━━━━━ Supplied data ━━━━━
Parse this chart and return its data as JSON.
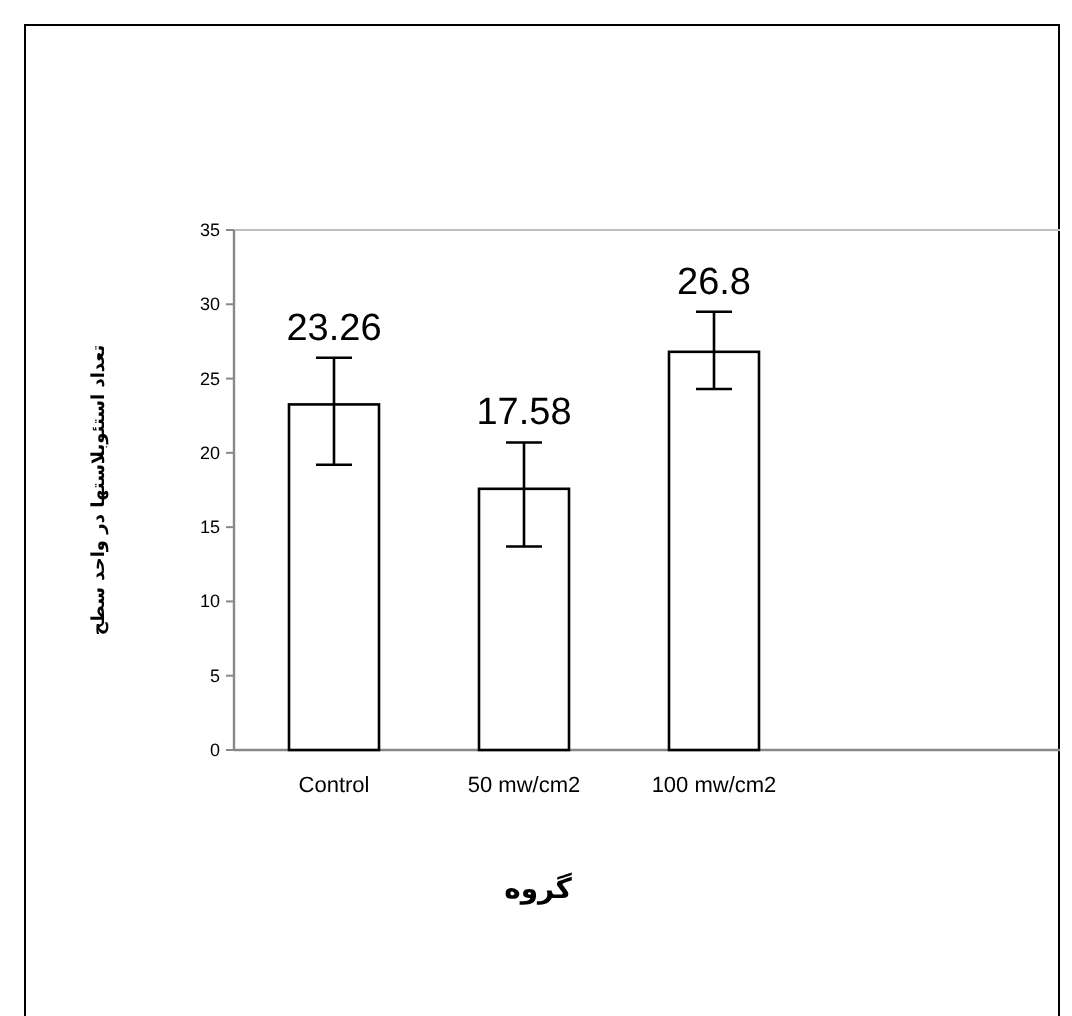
{
  "chart_data": {
    "type": "bar",
    "xlabel": "گروه",
    "ylabel": "تعداد استئوبلاستها در واحد سطح",
    "categories": [
      "Control",
      "50 mw/cm2",
      "100 mw/cm2"
    ],
    "values": [
      23.26,
      17.58,
      26.8
    ],
    "errors": [
      [
        19.2,
        26.4
      ],
      [
        13.7,
        20.7
      ],
      [
        24.3,
        29.5
      ]
    ],
    "color": "#ffffff",
    "ylim": [
      0,
      35
    ],
    "yticks": [
      0,
      5,
      10,
      15,
      20,
      25,
      30,
      35
    ],
    "data_labels": true
  }
}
━━━━━
=== Work required ===
Copy the records above exactly, leaving out every picture.

=== Answer for the task ===
Parse this chart and return its data as JSON.
{
  "chart_data": {
    "type": "bar",
    "xlabel": "گروه",
    "ylabel": "تعداد استئوبلاستها در واحد سطح",
    "categories": [
      "Control",
      "50 mw/cm2",
      "100 mw/cm2"
    ],
    "values": [
      23.26,
      17.58,
      26.8
    ],
    "errors": [
      [
        19.2,
        26.4
      ],
      [
        13.7,
        20.7
      ],
      [
        24.3,
        29.5
      ]
    ],
    "color": "#ffffff",
    "ylim": [
      0,
      35
    ],
    "yticks": [
      0,
      5,
      10,
      15,
      20,
      25,
      30,
      35
    ],
    "data_labels": true
  }
}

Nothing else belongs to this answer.